**REQUIREMENTS**
The listing below must be repeated word for word, with its images excluded.

** Start of SUPPLIED MATERIAL **

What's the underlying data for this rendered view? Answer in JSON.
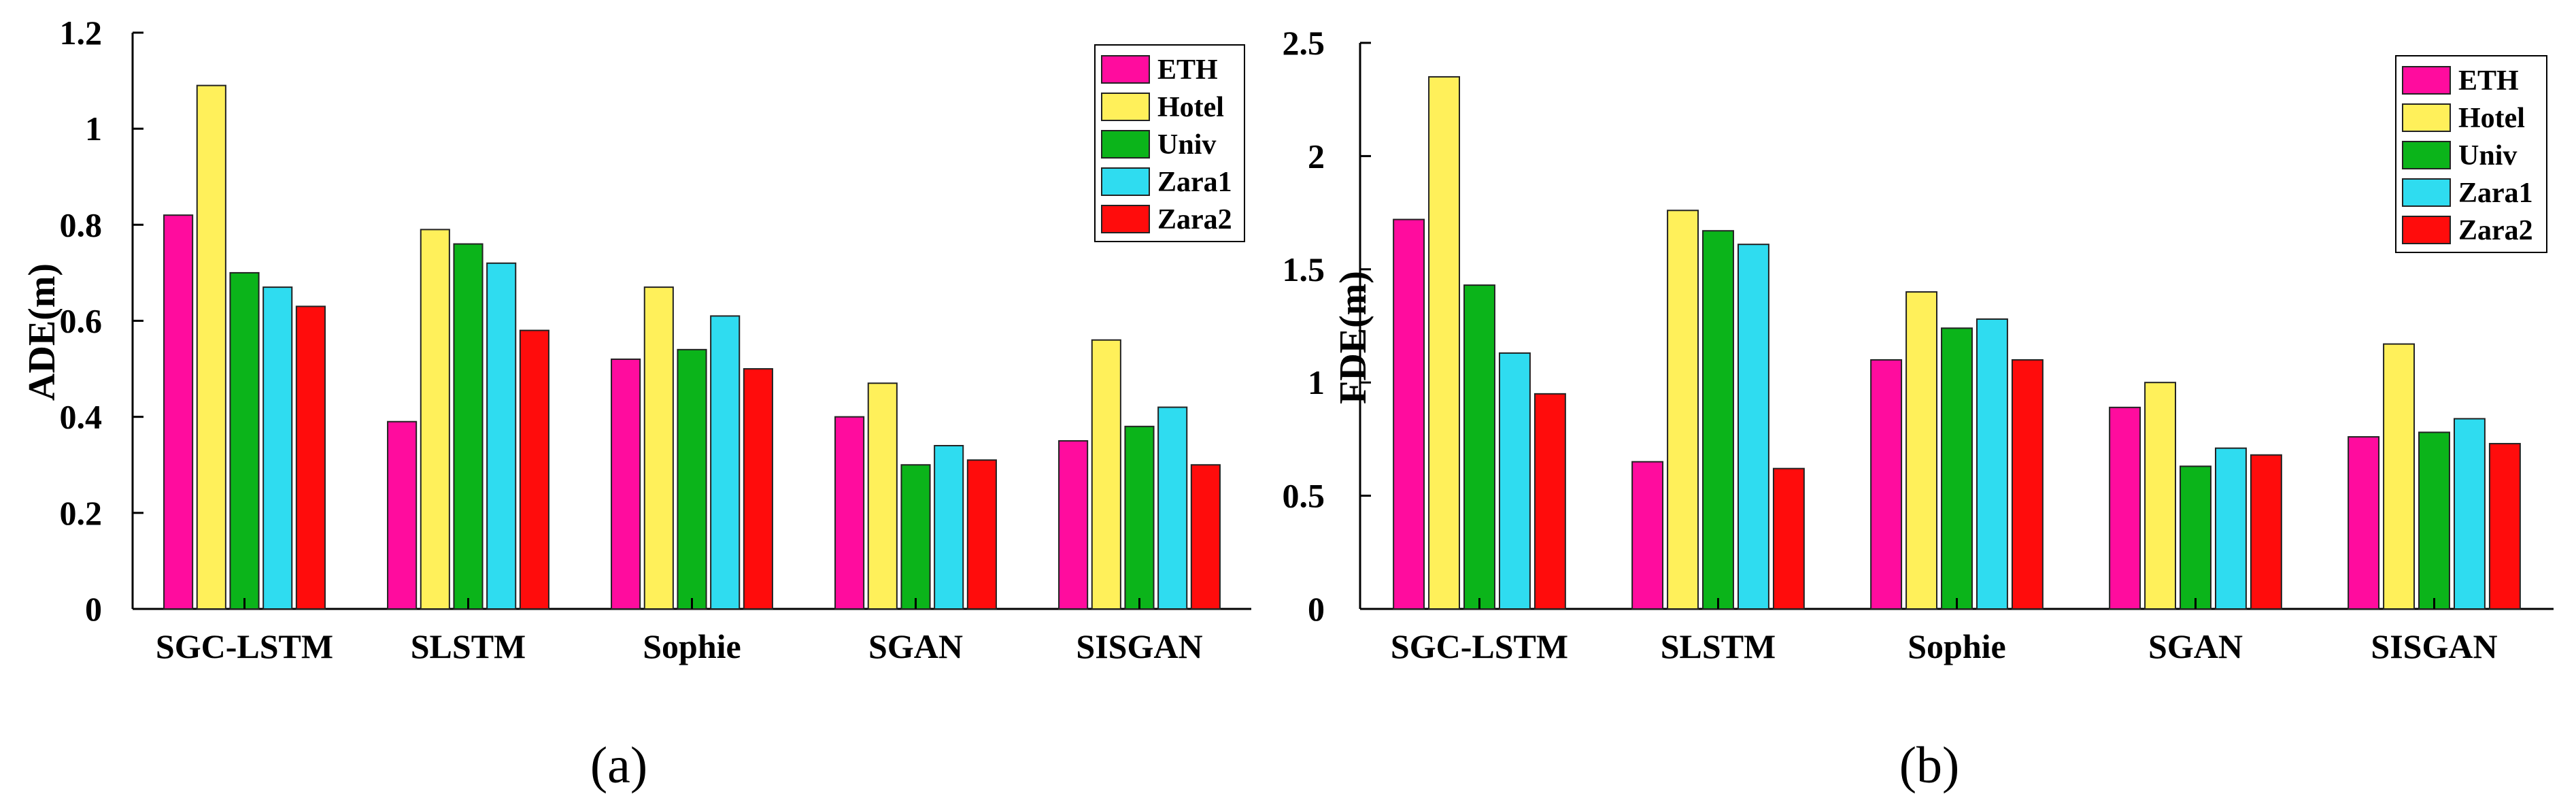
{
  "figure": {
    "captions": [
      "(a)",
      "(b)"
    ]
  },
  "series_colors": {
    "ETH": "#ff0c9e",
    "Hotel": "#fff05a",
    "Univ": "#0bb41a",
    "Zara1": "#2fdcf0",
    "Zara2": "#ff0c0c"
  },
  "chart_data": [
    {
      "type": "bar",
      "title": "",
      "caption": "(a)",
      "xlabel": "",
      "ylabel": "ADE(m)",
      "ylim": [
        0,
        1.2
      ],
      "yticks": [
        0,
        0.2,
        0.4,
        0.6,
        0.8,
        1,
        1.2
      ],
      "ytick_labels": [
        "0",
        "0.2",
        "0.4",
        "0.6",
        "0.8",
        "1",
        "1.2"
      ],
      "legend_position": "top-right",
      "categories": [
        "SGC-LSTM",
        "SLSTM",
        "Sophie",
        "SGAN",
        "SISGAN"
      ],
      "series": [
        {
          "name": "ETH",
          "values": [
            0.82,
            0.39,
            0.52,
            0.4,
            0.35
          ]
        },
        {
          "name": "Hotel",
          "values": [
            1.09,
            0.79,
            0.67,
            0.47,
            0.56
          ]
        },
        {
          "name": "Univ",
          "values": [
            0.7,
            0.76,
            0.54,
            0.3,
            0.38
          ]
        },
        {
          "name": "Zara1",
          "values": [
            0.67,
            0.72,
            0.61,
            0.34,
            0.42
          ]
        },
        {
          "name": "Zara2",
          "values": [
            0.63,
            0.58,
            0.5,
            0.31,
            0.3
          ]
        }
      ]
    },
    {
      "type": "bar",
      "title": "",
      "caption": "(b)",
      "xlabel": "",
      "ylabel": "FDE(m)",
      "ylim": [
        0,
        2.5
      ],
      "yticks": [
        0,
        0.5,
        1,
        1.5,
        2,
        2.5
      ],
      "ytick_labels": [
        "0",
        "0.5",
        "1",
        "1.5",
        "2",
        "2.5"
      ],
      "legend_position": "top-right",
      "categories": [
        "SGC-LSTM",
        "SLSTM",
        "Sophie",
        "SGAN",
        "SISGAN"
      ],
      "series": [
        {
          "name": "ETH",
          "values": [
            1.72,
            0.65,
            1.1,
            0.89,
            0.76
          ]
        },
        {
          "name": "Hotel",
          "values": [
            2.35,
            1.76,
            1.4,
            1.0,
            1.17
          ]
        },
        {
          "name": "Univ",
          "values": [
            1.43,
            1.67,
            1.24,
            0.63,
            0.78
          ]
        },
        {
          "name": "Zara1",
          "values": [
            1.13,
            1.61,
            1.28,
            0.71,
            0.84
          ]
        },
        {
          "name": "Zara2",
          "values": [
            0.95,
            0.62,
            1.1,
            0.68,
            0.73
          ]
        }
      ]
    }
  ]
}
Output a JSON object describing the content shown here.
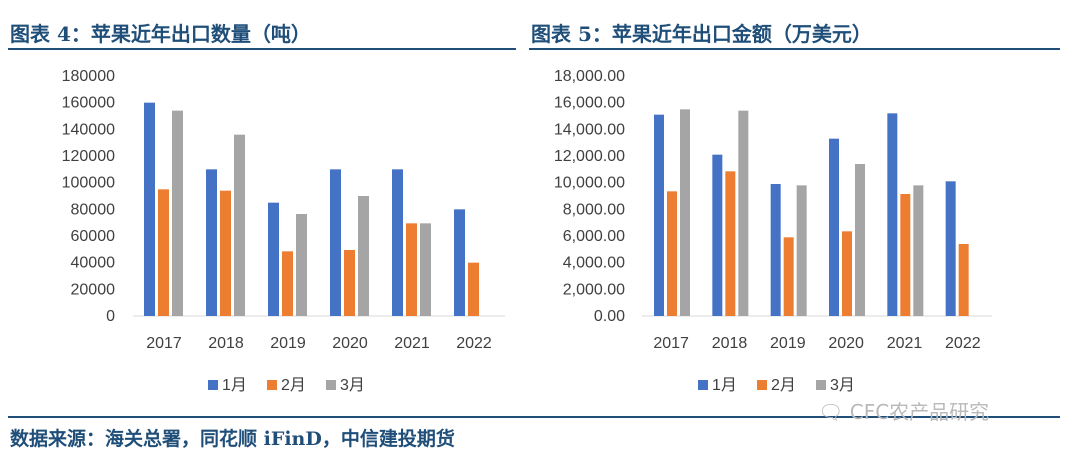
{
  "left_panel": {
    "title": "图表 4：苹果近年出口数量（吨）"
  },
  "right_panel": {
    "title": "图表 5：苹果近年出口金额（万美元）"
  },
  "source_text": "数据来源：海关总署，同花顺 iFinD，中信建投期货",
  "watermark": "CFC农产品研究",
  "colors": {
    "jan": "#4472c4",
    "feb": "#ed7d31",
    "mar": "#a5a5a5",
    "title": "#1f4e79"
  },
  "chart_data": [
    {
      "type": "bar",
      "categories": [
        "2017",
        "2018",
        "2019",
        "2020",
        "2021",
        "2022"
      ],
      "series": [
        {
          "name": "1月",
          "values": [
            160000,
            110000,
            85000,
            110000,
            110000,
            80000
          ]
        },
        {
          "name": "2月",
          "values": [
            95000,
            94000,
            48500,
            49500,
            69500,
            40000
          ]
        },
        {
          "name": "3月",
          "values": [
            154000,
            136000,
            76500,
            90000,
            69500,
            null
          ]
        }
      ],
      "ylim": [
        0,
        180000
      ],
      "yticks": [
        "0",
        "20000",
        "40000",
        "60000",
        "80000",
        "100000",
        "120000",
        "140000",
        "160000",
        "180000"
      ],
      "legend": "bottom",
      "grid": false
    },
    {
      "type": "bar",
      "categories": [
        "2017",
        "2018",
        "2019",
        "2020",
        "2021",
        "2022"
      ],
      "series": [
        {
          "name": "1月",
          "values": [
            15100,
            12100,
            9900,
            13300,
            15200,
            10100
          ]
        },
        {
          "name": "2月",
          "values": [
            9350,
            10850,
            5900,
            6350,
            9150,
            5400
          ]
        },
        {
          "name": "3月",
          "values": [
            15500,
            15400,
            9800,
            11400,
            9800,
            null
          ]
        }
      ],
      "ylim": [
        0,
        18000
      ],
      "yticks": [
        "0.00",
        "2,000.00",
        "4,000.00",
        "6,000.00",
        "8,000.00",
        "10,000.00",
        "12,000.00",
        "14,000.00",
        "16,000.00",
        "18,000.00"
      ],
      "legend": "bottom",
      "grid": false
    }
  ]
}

** End of SUPPLIED MATERIAL **

**COMPLETE RESPONSE**
What's the underlying data for this rendered view? Answer in JSON.
{
  "figure": {
    "captions": [
      "(a)",
      "(b)"
    ]
  },
  "series_colors": {
    "ETH": "#ff0c9e",
    "Hotel": "#fff05a",
    "Univ": "#0bb41a",
    "Zara1": "#2fdcf0",
    "Zara2": "#ff0c0c"
  },
  "chart_data": [
    {
      "type": "bar",
      "title": "",
      "caption": "(a)",
      "xlabel": "",
      "ylabel": "ADE(m)",
      "ylim": [
        0,
        1.2
      ],
      "yticks": [
        0,
        0.2,
        0.4,
        0.6,
        0.8,
        1,
        1.2
      ],
      "ytick_labels": [
        "0",
        "0.2",
        "0.4",
        "0.6",
        "0.8",
        "1",
        "1.2"
      ],
      "legend_position": "top-right",
      "categories": [
        "SGC-LSTM",
        "SLSTM",
        "Sophie",
        "SGAN",
        "SISGAN"
      ],
      "series": [
        {
          "name": "ETH",
          "values": [
            0.82,
            0.39,
            0.52,
            0.4,
            0.35
          ]
        },
        {
          "name": "Hotel",
          "values": [
            1.09,
            0.79,
            0.67,
            0.47,
            0.56
          ]
        },
        {
          "name": "Univ",
          "values": [
            0.7,
            0.76,
            0.54,
            0.3,
            0.38
          ]
        },
        {
          "name": "Zara1",
          "values": [
            0.67,
            0.72,
            0.61,
            0.34,
            0.42
          ]
        },
        {
          "name": "Zara2",
          "values": [
            0.63,
            0.58,
            0.5,
            0.31,
            0.3
          ]
        }
      ]
    },
    {
      "type": "bar",
      "title": "",
      "caption": "(b)",
      "xlabel": "",
      "ylabel": "FDE(m)",
      "ylim": [
        0,
        2.5
      ],
      "yticks": [
        0,
        0.5,
        1,
        1.5,
        2,
        2.5
      ],
      "ytick_labels": [
        "0",
        "0.5",
        "1",
        "1.5",
        "2",
        "2.5"
      ],
      "legend_position": "top-right",
      "categories": [
        "SGC-LSTM",
        "SLSTM",
        "Sophie",
        "SGAN",
        "SISGAN"
      ],
      "series": [
        {
          "name": "ETH",
          "values": [
            1.72,
            0.65,
            1.1,
            0.89,
            0.76
          ]
        },
        {
          "name": "Hotel",
          "values": [
            2.35,
            1.76,
            1.4,
            1.0,
            1.17
          ]
        },
        {
          "name": "Univ",
          "values": [
            1.43,
            1.67,
            1.24,
            0.63,
            0.78
          ]
        },
        {
          "name": "Zara1",
          "values": [
            1.13,
            1.61,
            1.28,
            0.71,
            0.84
          ]
        },
        {
          "name": "Zara2",
          "values": [
            0.95,
            0.62,
            1.1,
            0.68,
            0.73
          ]
        }
      ]
    }
  ]
}
Output a JSON object describing the content shown here.
{
  "left_panel": {
    "title": "图表 4：苹果近年出口数量（吨）"
  },
  "right_panel": {
    "title": "图表 5：苹果近年出口金额（万美元）"
  },
  "source_text": "数据来源：海关总署，同花顺 iFinD，中信建投期货",
  "watermark": "CFC农产品研究",
  "colors": {
    "jan": "#4472c4",
    "feb": "#ed7d31",
    "mar": "#a5a5a5",
    "title": "#1f4e79"
  },
  "chart_data": [
    {
      "type": "bar",
      "categories": [
        "2017",
        "2018",
        "2019",
        "2020",
        "2021",
        "2022"
      ],
      "series": [
        {
          "name": "1月",
          "values": [
            160000,
            110000,
            85000,
            110000,
            110000,
            80000
          ]
        },
        {
          "name": "2月",
          "values": [
            95000,
            94000,
            48500,
            49500,
            69500,
            40000
          ]
        },
        {
          "name": "3月",
          "values": [
            154000,
            136000,
            76500,
            90000,
            69500,
            null
          ]
        }
      ],
      "ylim": [
        0,
        180000
      ],
      "yticks": [
        "0",
        "20000",
        "40000",
        "60000",
        "80000",
        "100000",
        "120000",
        "140000",
        "160000",
        "180000"
      ],
      "legend": "bottom",
      "grid": false
    },
    {
      "type": "bar",
      "categories": [
        "2017",
        "2018",
        "2019",
        "2020",
        "2021",
        "2022"
      ],
      "series": [
        {
          "name": "1月",
          "values": [
            15100,
            12100,
            9900,
            13300,
            15200,
            10100
          ]
        },
        {
          "name": "2月",
          "values": [
            9350,
            10850,
            5900,
            6350,
            9150,
            5400
          ]
        },
        {
          "name": "3月",
          "values": [
            15500,
            15400,
            9800,
            11400,
            9800,
            null
          ]
        }
      ],
      "ylim": [
        0,
        18000
      ],
      "yticks": [
        "0.00",
        "2,000.00",
        "4,000.00",
        "6,000.00",
        "8,000.00",
        "10,000.00",
        "12,000.00",
        "14,000.00",
        "16,000.00",
        "18,000.00"
      ],
      "legend": "bottom",
      "grid": false
    }
  ]
}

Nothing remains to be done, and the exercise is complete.